- [PAGE TEXT]

Recently, I have been made aware of several projects and incidents which may constitute violations of federal statutes or regulations, involve the potential safety and security of high value data assets in the cloud, possibly provided unauthorized or inappropriate access to agency enterprise data storage solutions, and may involve unauthorized data exchange with other agencies. As these events evolved, newly installed leadership in IT and executive offices created a culture of panic and dread, with minimal information sharing, frequent discussions on employee termination, and general organizational dysfunction. Executives and employees are afraid to share information or concerns on questionable activities for fear of retribution or termination, and repeated requests by me for visibility into these events have been rebuffed or ignored by agency leadership, with some employees directed not to reply to my queries.
As a result of these events, I am put in the intolerable situation of not having visibility or oversight into activities that potentially violate statutes and regulations which I, as the CDO, may legally or otherwise be held accountable for should I continue in this position. Additionally, I cannot verify that agency data is being used in accordance with legal agreements or in compliance with federal requirements. The escalating and relentless daily stress of lack of visibility and exclusion from decision-making on these activities, silence from leadership, and anxiety and fear over potential illegal actions resulting in the loss of citizen data, is more than a reasonable employee could bear.
I started this position with high hopes and aspirations for continuing to serve our country and its citizens. However, due to my concerns regarding SSA's questionable and potentially unlawful data management practices, and the inability to exercise my statutory duties as DO, I believe my position is untenable and that this constitutes an intolerable working environment for a Chief Executive tasked with specific responsibilities and accountability. Please consider this letter my notice of resignation from SSA, effective immediately.
Very Respectfully, Charles Borges
Chief Data Officer, Social Security Administration
Borges’ blistering email comes on the heels of other high-profile public resignations, like that of multiple directors at Centers for Disease Control (CDC) after the attempted firing of Susan Monarez by HHS Secretary Robert F. Kennedy, Jr. Demetre Daskalakis, Director of the National Center on Immunization and Respiratory Diseases, Daniel Jernigan, Director of the National Center for Emerging and Zoonotic Infectious Diseases, and Debra Houry, Deputy Director and Chief Medical Officer, all submitted letters of resignation this week.
“The recent shooting at CDC is not why I am resigning,” Daskalakis wrote in his resignation letter that he also shared on X. “My grandfather, who I am named after, stood up to fascist forces in Greece and lost his life doing so. I am resigning to make him and his legacy proud. I am resigning because of the cowardice of a leader that cannot admit that HIS and his minions' words over decades created an environment where violence like this can occur. I reject his and his colleagues' thoughts and prayers, and advise they direct those to people that they have not actively harmed.”
These public acts of bravery are admirable. But the fact that many of the people with any integrity left in federal leadership are being forced out does not bode well for hopes of further opposition from within.

- [DATASET EXTRACT]
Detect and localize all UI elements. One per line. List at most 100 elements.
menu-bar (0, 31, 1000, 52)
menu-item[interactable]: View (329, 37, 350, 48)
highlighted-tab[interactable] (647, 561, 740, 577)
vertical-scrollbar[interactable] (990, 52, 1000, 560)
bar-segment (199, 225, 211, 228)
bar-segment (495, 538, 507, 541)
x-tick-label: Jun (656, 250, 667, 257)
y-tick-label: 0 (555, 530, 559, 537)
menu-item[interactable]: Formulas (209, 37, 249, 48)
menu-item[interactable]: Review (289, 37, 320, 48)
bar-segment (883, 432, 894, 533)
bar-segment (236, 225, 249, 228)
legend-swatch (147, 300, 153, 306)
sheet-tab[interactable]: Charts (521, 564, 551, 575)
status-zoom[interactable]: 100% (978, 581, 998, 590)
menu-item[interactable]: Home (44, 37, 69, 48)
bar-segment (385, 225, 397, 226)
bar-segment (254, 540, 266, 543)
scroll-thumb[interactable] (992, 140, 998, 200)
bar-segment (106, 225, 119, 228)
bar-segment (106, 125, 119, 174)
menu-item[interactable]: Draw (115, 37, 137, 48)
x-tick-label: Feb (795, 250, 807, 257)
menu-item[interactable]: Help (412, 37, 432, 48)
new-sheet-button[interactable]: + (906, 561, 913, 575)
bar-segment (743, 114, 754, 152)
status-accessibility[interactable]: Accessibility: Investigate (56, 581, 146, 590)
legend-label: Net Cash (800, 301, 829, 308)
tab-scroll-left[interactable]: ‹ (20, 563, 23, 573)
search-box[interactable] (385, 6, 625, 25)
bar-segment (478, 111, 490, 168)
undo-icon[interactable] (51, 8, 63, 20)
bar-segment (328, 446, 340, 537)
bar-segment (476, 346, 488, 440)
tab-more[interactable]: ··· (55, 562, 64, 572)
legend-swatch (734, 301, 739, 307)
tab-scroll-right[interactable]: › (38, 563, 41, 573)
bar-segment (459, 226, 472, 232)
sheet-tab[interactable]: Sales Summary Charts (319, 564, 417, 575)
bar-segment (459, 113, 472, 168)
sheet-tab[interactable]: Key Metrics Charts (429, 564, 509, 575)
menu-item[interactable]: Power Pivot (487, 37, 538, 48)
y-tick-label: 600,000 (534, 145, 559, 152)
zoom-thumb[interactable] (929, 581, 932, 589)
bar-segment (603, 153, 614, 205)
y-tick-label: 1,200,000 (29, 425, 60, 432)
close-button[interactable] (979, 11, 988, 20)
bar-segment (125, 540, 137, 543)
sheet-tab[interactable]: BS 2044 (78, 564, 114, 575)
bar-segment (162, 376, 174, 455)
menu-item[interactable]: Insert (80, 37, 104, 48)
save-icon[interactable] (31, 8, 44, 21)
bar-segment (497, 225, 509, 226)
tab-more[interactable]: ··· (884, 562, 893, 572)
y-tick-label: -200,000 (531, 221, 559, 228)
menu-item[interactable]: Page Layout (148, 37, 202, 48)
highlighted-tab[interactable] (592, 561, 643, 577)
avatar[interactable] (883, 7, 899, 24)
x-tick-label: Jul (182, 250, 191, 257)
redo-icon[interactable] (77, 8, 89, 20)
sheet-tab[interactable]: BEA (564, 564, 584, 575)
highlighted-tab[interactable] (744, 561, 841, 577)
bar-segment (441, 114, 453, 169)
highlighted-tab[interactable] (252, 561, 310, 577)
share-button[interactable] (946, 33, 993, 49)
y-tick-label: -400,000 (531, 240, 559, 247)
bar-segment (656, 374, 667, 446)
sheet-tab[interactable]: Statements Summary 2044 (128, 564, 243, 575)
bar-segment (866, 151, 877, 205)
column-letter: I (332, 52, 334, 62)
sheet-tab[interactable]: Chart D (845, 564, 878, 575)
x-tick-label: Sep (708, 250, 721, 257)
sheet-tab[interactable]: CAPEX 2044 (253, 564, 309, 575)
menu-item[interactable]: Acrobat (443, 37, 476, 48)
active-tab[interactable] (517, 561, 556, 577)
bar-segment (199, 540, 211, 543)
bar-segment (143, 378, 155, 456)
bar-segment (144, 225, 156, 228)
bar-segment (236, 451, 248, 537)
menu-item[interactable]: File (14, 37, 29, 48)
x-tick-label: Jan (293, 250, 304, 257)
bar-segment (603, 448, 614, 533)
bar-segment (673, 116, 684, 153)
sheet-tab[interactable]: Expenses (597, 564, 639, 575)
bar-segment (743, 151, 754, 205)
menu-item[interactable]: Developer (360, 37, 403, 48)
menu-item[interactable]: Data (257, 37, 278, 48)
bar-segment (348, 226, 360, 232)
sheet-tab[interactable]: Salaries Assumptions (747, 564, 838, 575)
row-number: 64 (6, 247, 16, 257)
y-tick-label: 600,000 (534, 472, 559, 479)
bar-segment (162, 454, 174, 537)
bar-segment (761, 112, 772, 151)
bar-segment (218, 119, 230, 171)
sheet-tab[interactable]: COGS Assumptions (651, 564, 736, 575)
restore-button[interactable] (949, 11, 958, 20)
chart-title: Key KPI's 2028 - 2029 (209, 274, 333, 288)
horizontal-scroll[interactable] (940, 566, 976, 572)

- [WORK INSTRUCTIONS] Return the portion of the article on the federal resignations running from "Very Respectfully, Charles" to "resignation this week.", copied word for word.

- [FINISHED TASK]
Very Respectfully, Charles Borges
Chief Data Officer, Social Security Administration
Borges’ blistering email comes on the heels of other high-profile public resignations, like that of multiple directors at Centers for Disease Control (CDC) after the attempted firing of Susan Monarez by HHS Secretary Robert F. Kennedy, Jr. Demetre Daskalakis, Director of the National Center on Immunization and Respiratory Diseases, Daniel Jernigan, Director of the National Center for Emerging and Zoonotic Infectious Diseases, and Debra Houry, Deputy Director and Chief Medical Officer, all submitted letters of resignation this week.